> **Brief**:
Find "What's the underlying" in the material below, then copy that line and every subsequent line to the end, exactly.

> **Data rows**:
_ _ _ _ _

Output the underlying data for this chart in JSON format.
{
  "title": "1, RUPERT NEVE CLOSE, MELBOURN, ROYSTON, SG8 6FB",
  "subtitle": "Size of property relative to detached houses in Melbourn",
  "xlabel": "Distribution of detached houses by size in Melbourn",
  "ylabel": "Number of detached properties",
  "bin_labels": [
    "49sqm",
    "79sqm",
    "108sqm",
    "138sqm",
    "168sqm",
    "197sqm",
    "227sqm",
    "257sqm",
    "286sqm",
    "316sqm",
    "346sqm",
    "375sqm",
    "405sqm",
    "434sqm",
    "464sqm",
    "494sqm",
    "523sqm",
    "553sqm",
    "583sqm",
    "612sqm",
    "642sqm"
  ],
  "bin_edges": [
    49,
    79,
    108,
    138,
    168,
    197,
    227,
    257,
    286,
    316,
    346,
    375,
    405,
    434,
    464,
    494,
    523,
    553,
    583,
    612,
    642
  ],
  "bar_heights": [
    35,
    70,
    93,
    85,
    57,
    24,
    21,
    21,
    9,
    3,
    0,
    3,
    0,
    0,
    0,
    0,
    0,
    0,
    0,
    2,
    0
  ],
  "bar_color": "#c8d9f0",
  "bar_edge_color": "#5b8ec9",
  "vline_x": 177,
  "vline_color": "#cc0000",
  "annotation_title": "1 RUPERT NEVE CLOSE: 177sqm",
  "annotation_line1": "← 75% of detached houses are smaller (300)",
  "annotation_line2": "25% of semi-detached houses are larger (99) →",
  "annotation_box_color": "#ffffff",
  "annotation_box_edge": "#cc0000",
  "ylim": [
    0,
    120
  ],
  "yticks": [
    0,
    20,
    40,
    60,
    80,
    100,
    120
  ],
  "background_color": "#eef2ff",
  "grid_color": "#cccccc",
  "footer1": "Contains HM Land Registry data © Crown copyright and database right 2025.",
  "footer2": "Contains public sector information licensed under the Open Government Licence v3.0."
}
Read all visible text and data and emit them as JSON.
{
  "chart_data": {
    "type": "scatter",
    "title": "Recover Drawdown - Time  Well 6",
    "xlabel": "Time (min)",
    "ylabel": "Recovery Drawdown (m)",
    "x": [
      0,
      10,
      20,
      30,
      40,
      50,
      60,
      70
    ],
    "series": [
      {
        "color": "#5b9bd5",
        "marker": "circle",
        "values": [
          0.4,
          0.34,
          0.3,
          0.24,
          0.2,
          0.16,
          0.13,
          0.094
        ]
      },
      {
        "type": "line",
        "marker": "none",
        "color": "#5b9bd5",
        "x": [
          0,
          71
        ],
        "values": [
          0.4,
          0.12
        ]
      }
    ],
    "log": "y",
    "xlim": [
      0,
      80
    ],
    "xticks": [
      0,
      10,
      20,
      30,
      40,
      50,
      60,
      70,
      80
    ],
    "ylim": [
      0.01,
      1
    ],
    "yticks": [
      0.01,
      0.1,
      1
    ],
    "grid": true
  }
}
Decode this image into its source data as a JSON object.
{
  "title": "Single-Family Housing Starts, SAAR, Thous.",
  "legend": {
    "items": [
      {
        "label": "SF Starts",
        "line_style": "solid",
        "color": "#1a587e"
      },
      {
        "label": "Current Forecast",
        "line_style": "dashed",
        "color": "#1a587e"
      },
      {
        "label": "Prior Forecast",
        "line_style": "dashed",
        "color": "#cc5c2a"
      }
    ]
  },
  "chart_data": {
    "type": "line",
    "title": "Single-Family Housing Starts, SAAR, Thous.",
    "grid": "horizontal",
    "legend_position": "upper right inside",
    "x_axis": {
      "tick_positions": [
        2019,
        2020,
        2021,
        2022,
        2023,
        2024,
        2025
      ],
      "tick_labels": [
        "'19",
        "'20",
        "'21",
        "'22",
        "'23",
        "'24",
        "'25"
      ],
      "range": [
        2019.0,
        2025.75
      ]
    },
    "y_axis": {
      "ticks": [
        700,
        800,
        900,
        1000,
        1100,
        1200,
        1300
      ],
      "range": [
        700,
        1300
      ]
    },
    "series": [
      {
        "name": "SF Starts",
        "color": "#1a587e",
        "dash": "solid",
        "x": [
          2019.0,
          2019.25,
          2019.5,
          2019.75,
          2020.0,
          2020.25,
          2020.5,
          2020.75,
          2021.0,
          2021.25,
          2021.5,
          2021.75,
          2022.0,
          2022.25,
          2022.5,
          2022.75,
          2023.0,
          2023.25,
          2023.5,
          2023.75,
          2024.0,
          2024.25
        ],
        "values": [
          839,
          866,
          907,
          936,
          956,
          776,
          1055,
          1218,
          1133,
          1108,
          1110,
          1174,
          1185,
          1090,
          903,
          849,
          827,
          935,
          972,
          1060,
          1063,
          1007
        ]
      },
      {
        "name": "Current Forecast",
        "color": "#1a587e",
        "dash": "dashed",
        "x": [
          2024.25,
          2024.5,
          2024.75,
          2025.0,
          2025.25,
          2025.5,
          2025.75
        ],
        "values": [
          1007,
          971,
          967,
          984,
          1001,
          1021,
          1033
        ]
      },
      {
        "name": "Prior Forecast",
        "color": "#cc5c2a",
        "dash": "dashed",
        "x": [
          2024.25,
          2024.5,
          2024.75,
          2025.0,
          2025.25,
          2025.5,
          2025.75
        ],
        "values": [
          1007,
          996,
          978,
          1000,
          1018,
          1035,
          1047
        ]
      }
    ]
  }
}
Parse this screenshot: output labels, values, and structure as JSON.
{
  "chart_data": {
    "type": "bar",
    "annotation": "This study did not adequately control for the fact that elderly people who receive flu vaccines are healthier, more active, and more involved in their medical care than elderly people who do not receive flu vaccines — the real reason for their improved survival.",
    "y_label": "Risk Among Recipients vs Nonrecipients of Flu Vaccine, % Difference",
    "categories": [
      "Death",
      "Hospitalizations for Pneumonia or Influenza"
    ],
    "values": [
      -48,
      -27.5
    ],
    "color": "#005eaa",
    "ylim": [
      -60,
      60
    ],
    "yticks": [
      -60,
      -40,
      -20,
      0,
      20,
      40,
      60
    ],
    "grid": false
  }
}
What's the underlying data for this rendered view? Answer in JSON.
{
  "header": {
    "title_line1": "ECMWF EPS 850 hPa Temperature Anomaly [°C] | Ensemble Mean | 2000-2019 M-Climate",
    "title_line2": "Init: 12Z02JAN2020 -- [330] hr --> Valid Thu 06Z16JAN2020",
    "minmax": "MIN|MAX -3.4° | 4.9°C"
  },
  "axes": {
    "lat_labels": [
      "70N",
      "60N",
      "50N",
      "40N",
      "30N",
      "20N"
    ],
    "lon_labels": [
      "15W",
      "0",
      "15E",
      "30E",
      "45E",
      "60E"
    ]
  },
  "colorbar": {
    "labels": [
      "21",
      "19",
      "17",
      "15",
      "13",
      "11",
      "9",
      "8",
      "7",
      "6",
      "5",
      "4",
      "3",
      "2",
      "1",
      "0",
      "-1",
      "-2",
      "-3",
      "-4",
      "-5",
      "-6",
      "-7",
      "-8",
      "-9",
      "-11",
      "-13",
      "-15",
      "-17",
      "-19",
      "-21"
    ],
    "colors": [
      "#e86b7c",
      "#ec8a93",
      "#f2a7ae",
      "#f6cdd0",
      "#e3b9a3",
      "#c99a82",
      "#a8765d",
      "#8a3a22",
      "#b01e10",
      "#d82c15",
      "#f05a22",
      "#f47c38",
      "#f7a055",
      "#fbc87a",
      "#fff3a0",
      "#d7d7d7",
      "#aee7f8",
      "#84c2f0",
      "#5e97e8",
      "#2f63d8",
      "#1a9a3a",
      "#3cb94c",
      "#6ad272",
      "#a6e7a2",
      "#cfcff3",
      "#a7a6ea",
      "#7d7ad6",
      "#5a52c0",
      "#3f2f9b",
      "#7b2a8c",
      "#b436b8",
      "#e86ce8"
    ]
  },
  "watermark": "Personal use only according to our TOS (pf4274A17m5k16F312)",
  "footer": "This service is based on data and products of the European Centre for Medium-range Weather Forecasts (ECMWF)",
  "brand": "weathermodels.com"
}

_ _ _ _ _

> **Answer to this problem**:
What's the underlying data for this rendered view? Answer in JSON.
{
  "header": {
    "title_line1": "ECMWF EPS 850 hPa Temperature Anomaly [°C] | Ensemble Mean | 2000-2019 M-Climate",
    "title_line2": "Init: 12Z02JAN2020 -- [330] hr --> Valid Thu 06Z16JAN2020",
    "minmax": "MIN|MAX -3.4° | 4.9°C"
  },
  "axes": {
    "lat_labels": [
      "70N",
      "60N",
      "50N",
      "40N",
      "30N",
      "20N"
    ],
    "lon_labels": [
      "15W",
      "0",
      "15E",
      "30E",
      "45E",
      "60E"
    ]
  },
  "colorbar": {
    "labels": [
      "21",
      "19",
      "17",
      "15",
      "13",
      "11",
      "9",
      "8",
      "7",
      "6",
      "5",
      "4",
      "3",
      "2",
      "1",
      "0",
      "-1",
      "-2",
      "-3",
      "-4",
      "-5",
      "-6",
      "-7",
      "-8",
      "-9",
      "-11",
      "-13",
      "-15",
      "-17",
      "-19",
      "-21"
    ],
    "colors": [
      "#e86b7c",
      "#ec8a93",
      "#f2a7ae",
      "#f6cdd0",
      "#e3b9a3",
      "#c99a82",
      "#a8765d",
      "#8a3a22",
      "#b01e10",
      "#d82c15",
      "#f05a22",
      "#f47c38",
      "#f7a055",
      "#fbc87a",
      "#fff3a0",
      "#d7d7d7",
      "#aee7f8",
      "#84c2f0",
      "#5e97e8",
      "#2f63d8",
      "#1a9a3a",
      "#3cb94c",
      "#6ad272",
      "#a6e7a2",
      "#cfcff3",
      "#a7a6ea",
      "#7d7ad6",
      "#5a52c0",
      "#3f2f9b",
      "#7b2a8c",
      "#b436b8",
      "#e86ce8"
    ]
  },
  "watermark": "Personal use only according to our TOS (pf4274A17m5k16F312)",
  "footer": "This service is based on data and products of the European Centre for Medium-range Weather Forecasts (ECMWF)",
  "brand": "weathermodels.com"
}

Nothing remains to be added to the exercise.